-- Aim of the task --
Collect each line of the entries that holds the string "from".

-- Dataset extract --
-- begin --
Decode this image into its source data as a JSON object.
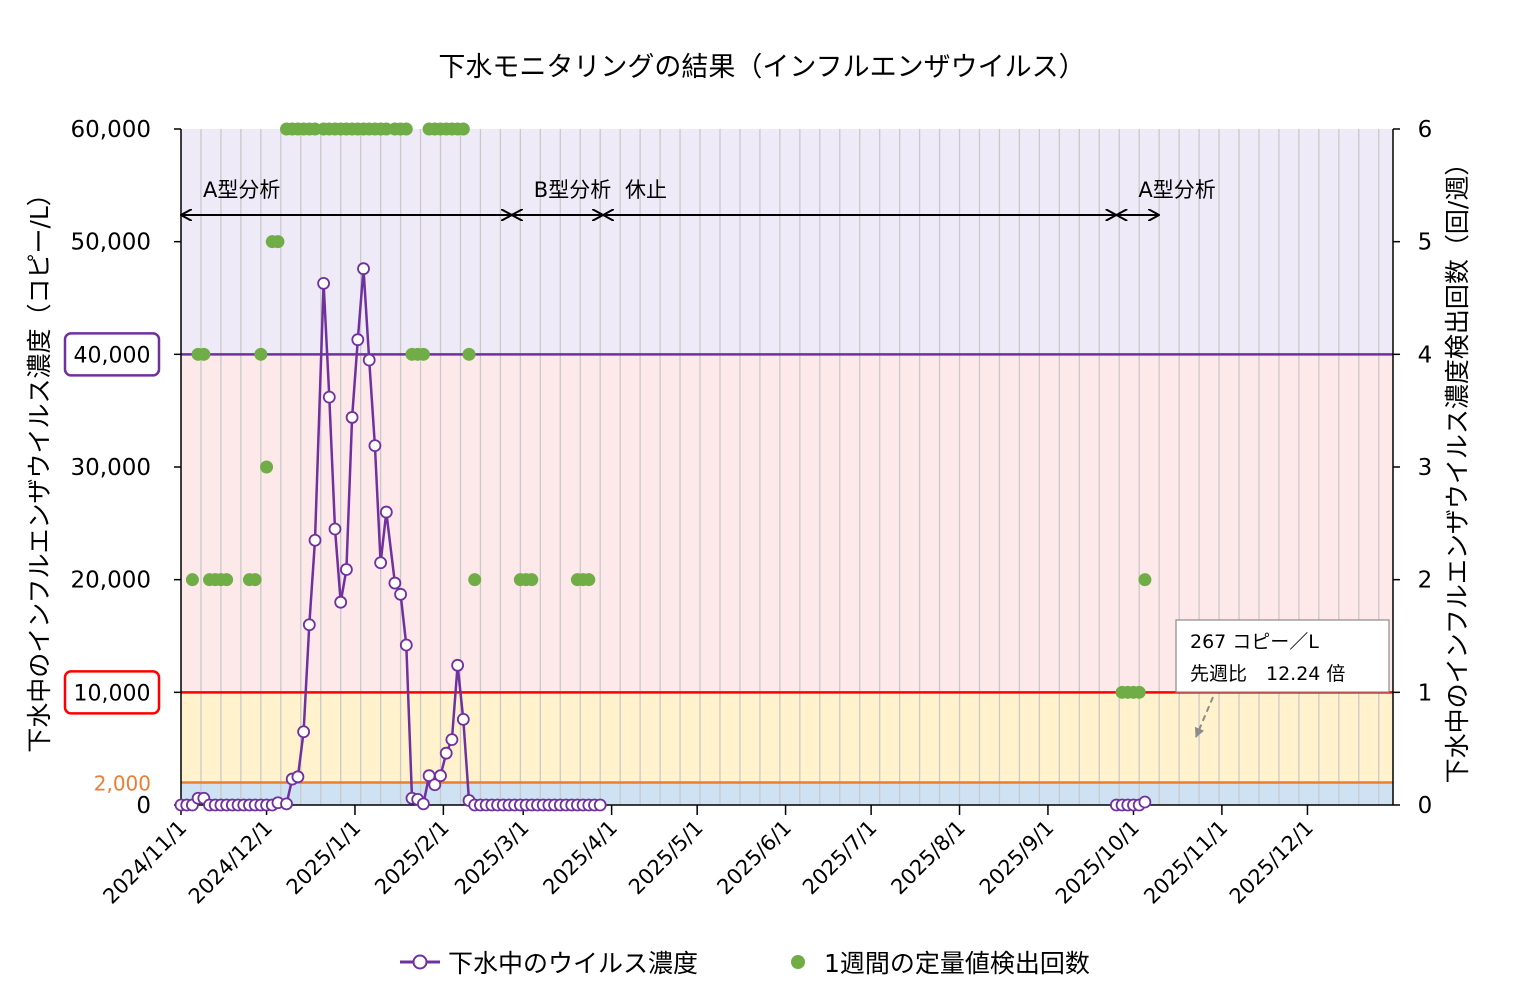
{
  "chart_data": {
    "type": "line",
    "title": "下水モニタリングの結果（インフルエンザウイルス）",
    "ylabel_left": "下水中のインフルエンザウイルス濃度（コピー/L）",
    "ylabel_right": "下水中のインフルエンザウイルス濃度検出回数（回/週）",
    "ylim_left": [
      0,
      60000
    ],
    "ylim_right": [
      0,
      6
    ],
    "xlim": [
      "2024-11-01",
      "2025-12-31"
    ],
    "y_ticks_left": [
      "0",
      "10,000",
      "20,000",
      "30,000",
      "40,000",
      "50,000",
      "60,000"
    ],
    "y_ticks_right": [
      "0",
      "1",
      "2",
      "3",
      "4",
      "5",
      "6"
    ],
    "x_ticks": [
      "2024/11/1",
      "2024/12/1",
      "2025/1/1",
      "2025/2/1",
      "2025/3/1",
      "2025/4/1",
      "2025/5/1",
      "2025/6/1",
      "2025/7/1",
      "2025/8/1",
      "2025/9/1",
      "2025/10/1",
      "2025/11/1",
      "2025/12/1"
    ],
    "grid": "vertical",
    "legend_position": "bottom",
    "bands": [
      {
        "from": 0,
        "to": 2000,
        "color": "#cfe2f3"
      },
      {
        "from": 2000,
        "to": 10000,
        "color": "#fff2cc"
      },
      {
        "from": 10000,
        "to": 40000,
        "color": "#fde9ea"
      },
      {
        "from": 40000,
        "to": 60000,
        "color": "#efeaf7"
      }
    ],
    "thresholds": [
      {
        "value": 2000,
        "label": "2,000",
        "color": "#ed7d31"
      },
      {
        "value": 10000,
        "label": "10,000",
        "color": "#ff0000",
        "boxed": true
      },
      {
        "value": 40000,
        "label": "40,000",
        "color": "#7030a0",
        "boxed": true
      }
    ],
    "annotations": [
      {
        "label": "A型分析",
        "from": "2024-11-01",
        "to": "2025-02-25"
      },
      {
        "label": "B型分析",
        "from": "2025-02-25",
        "to": "2025-03-29"
      },
      {
        "label": "休止",
        "from": "2025-03-29",
        "to": "2025-09-25"
      },
      {
        "label": "A型分析",
        "from": "2025-09-25",
        "to": "2025-10-10"
      }
    ],
    "callout": {
      "line1": "267 コピー／L",
      "line2": "先週比　12.24 倍"
    },
    "series": [
      {
        "name": "下水中のウイルス濃度",
        "axis": "left",
        "color": "#7030a0",
        "segments": [
          [
            {
              "x": "2024-11-01",
              "y": 0
            },
            {
              "x": "2024-11-03",
              "y": 0
            },
            {
              "x": "2024-11-05",
              "y": 0
            },
            {
              "x": "2024-11-07",
              "y": 600
            },
            {
              "x": "2024-11-09",
              "y": 600
            },
            {
              "x": "2024-11-11",
              "y": 0
            },
            {
              "x": "2024-11-13",
              "y": 0
            },
            {
              "x": "2024-11-15",
              "y": 0
            },
            {
              "x": "2024-11-17",
              "y": 0
            },
            {
              "x": "2024-11-19",
              "y": 0
            },
            {
              "x": "2024-11-21",
              "y": 0
            },
            {
              "x": "2024-11-23",
              "y": 0
            },
            {
              "x": "2024-11-25",
              "y": 0
            },
            {
              "x": "2024-11-27",
              "y": 0
            },
            {
              "x": "2024-11-29",
              "y": 0
            },
            {
              "x": "2024-12-01",
              "y": 0
            },
            {
              "x": "2024-12-03",
              "y": 0
            },
            {
              "x": "2024-12-05",
              "y": 200
            },
            {
              "x": "2024-12-08",
              "y": 100
            },
            {
              "x": "2024-12-10",
              "y": 2300
            },
            {
              "x": "2024-12-12",
              "y": 2500
            },
            {
              "x": "2024-12-14",
              "y": 6500
            },
            {
              "x": "2024-12-16",
              "y": 16000
            },
            {
              "x": "2024-12-18",
              "y": 23500
            },
            {
              "x": "2024-12-21",
              "y": 46300
            },
            {
              "x": "2024-12-23",
              "y": 36200
            },
            {
              "x": "2024-12-25",
              "y": 24500
            },
            {
              "x": "2024-12-27",
              "y": 18000
            },
            {
              "x": "2024-12-29",
              "y": 20900
            },
            {
              "x": "2024-12-31",
              "y": 34400
            },
            {
              "x": "2025-01-02",
              "y": 41300
            },
            {
              "x": "2025-01-04",
              "y": 47600
            },
            {
              "x": "2025-01-06",
              "y": 39500
            },
            {
              "x": "2025-01-08",
              "y": 31900
            },
            {
              "x": "2025-01-10",
              "y": 21500
            },
            {
              "x": "2025-01-12",
              "y": 26000
            },
            {
              "x": "2025-01-15",
              "y": 19700
            },
            {
              "x": "2025-01-17",
              "y": 18700
            },
            {
              "x": "2025-01-19",
              "y": 14200
            },
            {
              "x": "2025-01-21",
              "y": 600
            },
            {
              "x": "2025-01-23",
              "y": 500
            },
            {
              "x": "2025-01-25",
              "y": 100
            },
            {
              "x": "2025-01-27",
              "y": 2600
            },
            {
              "x": "2025-01-29",
              "y": 1800
            },
            {
              "x": "2025-01-31",
              "y": 2600
            },
            {
              "x": "2025-02-02",
              "y": 4600
            },
            {
              "x": "2025-02-04",
              "y": 5800
            },
            {
              "x": "2025-02-06",
              "y": 12400
            },
            {
              "x": "2025-02-08",
              "y": 7600
            },
            {
              "x": "2025-02-10",
              "y": 400
            },
            {
              "x": "2025-02-12",
              "y": 0
            },
            {
              "x": "2025-02-14",
              "y": 0
            },
            {
              "x": "2025-02-16",
              "y": 0
            },
            {
              "x": "2025-02-18",
              "y": 0
            },
            {
              "x": "2025-02-20",
              "y": 0
            },
            {
              "x": "2025-02-22",
              "y": 0
            },
            {
              "x": "2025-02-24",
              "y": 0
            },
            {
              "x": "2025-02-26",
              "y": 0
            },
            {
              "x": "2025-02-28",
              "y": 0
            },
            {
              "x": "2025-03-02",
              "y": 0
            },
            {
              "x": "2025-03-04",
              "y": 0
            },
            {
              "x": "2025-03-06",
              "y": 0
            },
            {
              "x": "2025-03-08",
              "y": 0
            },
            {
              "x": "2025-03-10",
              "y": 0
            },
            {
              "x": "2025-03-12",
              "y": 0
            },
            {
              "x": "2025-03-14",
              "y": 0
            },
            {
              "x": "2025-03-16",
              "y": 0
            },
            {
              "x": "2025-03-18",
              "y": 0
            },
            {
              "x": "2025-03-20",
              "y": 0
            },
            {
              "x": "2025-03-22",
              "y": 0
            },
            {
              "x": "2025-03-24",
              "y": 0
            },
            {
              "x": "2025-03-26",
              "y": 0
            },
            {
              "x": "2025-03-28",
              "y": 0
            }
          ],
          [
            {
              "x": "2025-09-25",
              "y": 0
            },
            {
              "x": "2025-09-27",
              "y": 0
            },
            {
              "x": "2025-09-29",
              "y": 0
            },
            {
              "x": "2025-10-01",
              "y": 0
            },
            {
              "x": "2025-10-03",
              "y": 0
            },
            {
              "x": "2025-10-05",
              "y": 267
            }
          ]
        ]
      },
      {
        "name": "1週間の定量値検出回数",
        "axis": "right",
        "color": "#70ad47",
        "points": [
          {
            "x": "2024-11-05",
            "y": 2
          },
          {
            "x": "2024-11-07",
            "y": 4
          },
          {
            "x": "2024-11-09",
            "y": 4
          },
          {
            "x": "2024-11-11",
            "y": 2
          },
          {
            "x": "2024-11-13",
            "y": 2
          },
          {
            "x": "2024-11-15",
            "y": 2
          },
          {
            "x": "2024-11-17",
            "y": 2
          },
          {
            "x": "2024-11-25",
            "y": 2
          },
          {
            "x": "2024-11-27",
            "y": 2
          },
          {
            "x": "2024-11-29",
            "y": 4
          },
          {
            "x": "2024-12-01",
            "y": 3
          },
          {
            "x": "2024-12-03",
            "y": 5
          },
          {
            "x": "2024-12-05",
            "y": 5
          },
          {
            "x": "2024-12-08",
            "y": 6
          },
          {
            "x": "2024-12-10",
            "y": 6
          },
          {
            "x": "2024-12-12",
            "y": 6
          },
          {
            "x": "2024-12-14",
            "y": 6
          },
          {
            "x": "2024-12-16",
            "y": 6
          },
          {
            "x": "2024-12-18",
            "y": 6
          },
          {
            "x": "2024-12-21",
            "y": 6
          },
          {
            "x": "2024-12-23",
            "y": 6
          },
          {
            "x": "2024-12-25",
            "y": 6
          },
          {
            "x": "2024-12-27",
            "y": 6
          },
          {
            "x": "2024-12-29",
            "y": 6
          },
          {
            "x": "2024-12-31",
            "y": 6
          },
          {
            "x": "2025-01-02",
            "y": 6
          },
          {
            "x": "2025-01-04",
            "y": 6
          },
          {
            "x": "2025-01-06",
            "y": 6
          },
          {
            "x": "2025-01-08",
            "y": 6
          },
          {
            "x": "2025-01-10",
            "y": 6
          },
          {
            "x": "2025-01-12",
            "y": 6
          },
          {
            "x": "2025-01-15",
            "y": 6
          },
          {
            "x": "2025-01-17",
            "y": 6
          },
          {
            "x": "2025-01-19",
            "y": 6
          },
          {
            "x": "2025-01-21",
            "y": 4
          },
          {
            "x": "2025-01-23",
            "y": 4
          },
          {
            "x": "2025-01-25",
            "y": 4
          },
          {
            "x": "2025-01-27",
            "y": 6
          },
          {
            "x": "2025-01-29",
            "y": 6
          },
          {
            "x": "2025-01-31",
            "y": 6
          },
          {
            "x": "2025-02-02",
            "y": 6
          },
          {
            "x": "2025-02-04",
            "y": 6
          },
          {
            "x": "2025-02-06",
            "y": 6
          },
          {
            "x": "2025-02-08",
            "y": 6
          },
          {
            "x": "2025-02-10",
            "y": 4
          },
          {
            "x": "2025-02-12",
            "y": 2
          },
          {
            "x": "2025-02-28",
            "y": 2
          },
          {
            "x": "2025-03-02",
            "y": 2
          },
          {
            "x": "2025-03-04",
            "y": 2
          },
          {
            "x": "2025-03-20",
            "y": 2
          },
          {
            "x": "2025-03-22",
            "y": 2
          },
          {
            "x": "2025-03-24",
            "y": 2
          },
          {
            "x": "2025-09-27",
            "y": 1
          },
          {
            "x": "2025-09-29",
            "y": 1
          },
          {
            "x": "2025-10-01",
            "y": 1
          },
          {
            "x": "2025-10-03",
            "y": 1
          },
          {
            "x": "2025-10-05",
            "y": 2
          }
        ]
      }
    ]
  }
}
-- end --
-- Right answer --
        "from": 0,
        "from": 2000,
        "from": 10000,
        "from": 40000,
        "from": "2024-11-01",
        "from": "2025-02-25",
        "from": "2025-03-29",
        "from": "2025-09-25",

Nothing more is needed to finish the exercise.